Entries taken from a collection:
-=-=-
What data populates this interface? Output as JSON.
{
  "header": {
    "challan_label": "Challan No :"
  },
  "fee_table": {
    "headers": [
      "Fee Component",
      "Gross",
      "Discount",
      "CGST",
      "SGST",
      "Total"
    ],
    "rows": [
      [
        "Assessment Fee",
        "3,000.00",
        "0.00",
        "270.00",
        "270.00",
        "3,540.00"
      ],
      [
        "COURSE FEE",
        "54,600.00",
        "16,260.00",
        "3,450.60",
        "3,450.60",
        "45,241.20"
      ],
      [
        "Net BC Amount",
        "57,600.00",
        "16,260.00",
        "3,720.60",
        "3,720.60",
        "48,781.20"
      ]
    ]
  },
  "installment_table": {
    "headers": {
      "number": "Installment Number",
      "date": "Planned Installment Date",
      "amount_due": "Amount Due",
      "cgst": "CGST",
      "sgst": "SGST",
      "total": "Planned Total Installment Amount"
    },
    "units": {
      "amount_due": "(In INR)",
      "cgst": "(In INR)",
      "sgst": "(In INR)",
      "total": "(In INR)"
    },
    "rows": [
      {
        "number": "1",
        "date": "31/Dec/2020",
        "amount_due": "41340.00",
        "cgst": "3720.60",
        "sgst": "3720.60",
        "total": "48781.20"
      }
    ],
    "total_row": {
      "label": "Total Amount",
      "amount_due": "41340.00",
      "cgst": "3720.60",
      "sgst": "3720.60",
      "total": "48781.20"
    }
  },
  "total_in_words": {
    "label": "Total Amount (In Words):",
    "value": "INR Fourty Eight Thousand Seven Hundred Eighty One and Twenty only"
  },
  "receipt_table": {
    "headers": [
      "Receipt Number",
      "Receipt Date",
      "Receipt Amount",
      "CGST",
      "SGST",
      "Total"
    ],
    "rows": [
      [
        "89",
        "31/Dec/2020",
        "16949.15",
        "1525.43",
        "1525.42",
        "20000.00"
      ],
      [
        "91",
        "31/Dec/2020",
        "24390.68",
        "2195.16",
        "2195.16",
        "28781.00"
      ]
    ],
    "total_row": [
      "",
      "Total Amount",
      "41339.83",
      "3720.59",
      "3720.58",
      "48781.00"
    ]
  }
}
-=-=-
■ Problem requirements ■
Copy out every line of the data above, exactly as given.

■ The answer ■
What data populates this interface? Output as JSON.
{
  "header": {
    "challan_label": "Challan No :"
  },
  "fee_table": {
    "headers": [
      "Fee Component",
      "Gross",
      "Discount",
      "CGST",
      "SGST",
      "Total"
    ],
    "rows": [
      [
        "Assessment Fee",
        "3,000.00",
        "0.00",
        "270.00",
        "270.00",
        "3,540.00"
      ],
      [
        "COURSE FEE",
        "54,600.00",
        "16,260.00",
        "3,450.60",
        "3,450.60",
        "45,241.20"
      ],
      [
        "Net BC Amount",
        "57,600.00",
        "16,260.00",
        "3,720.60",
        "3,720.60",
        "48,781.20"
      ]
    ]
  },
  "installment_table": {
    "headers": {
      "number": "Installment Number",
      "date": "Planned Installment Date",
      "amount_due": "Amount Due",
      "cgst": "CGST",
      "sgst": "SGST",
      "total": "Planned Total Installment Amount"
    },
    "units": {
      "amount_due": "(In INR)",
      "cgst": "(In INR)",
      "sgst": "(In INR)",
      "total": "(In INR)"
    },
    "rows": [
      {
        "number": "1",
        "date": "31/Dec/2020",
        "amount_due": "41340.00",
        "cgst": "3720.60",
        "sgst": "3720.60",
        "total": "48781.20"
      }
    ],
    "total_row": {
      "label": "Total Amount",
      "amount_due": "41340.00",
      "cgst": "3720.60",
      "sgst": "3720.60",
      "total": "48781.20"
    }
  },
  "total_in_words": {
    "label": "Total Amount (In Words):",
    "value": "INR Fourty Eight Thousand Seven Hundred Eighty One and Twenty only"
  },
  "receipt_table": {
    "headers": [
      "Receipt Number",
      "Receipt Date",
      "Receipt Amount",
      "CGST",
      "SGST",
      "Total"
    ],
    "rows": [
      [
        "89",
        "31/Dec/2020",
        "16949.15",
        "1525.43",
        "1525.42",
        "20000.00"
      ],
      [
        "91",
        "31/Dec/2020",
        "24390.68",
        "2195.16",
        "2195.16",
        "28781.00"
      ]
    ],
    "total_row": [
      "",
      "Total Amount",
      "41339.83",
      "3720.59",
      "3720.58",
      "48781.00"
    ]
  }
}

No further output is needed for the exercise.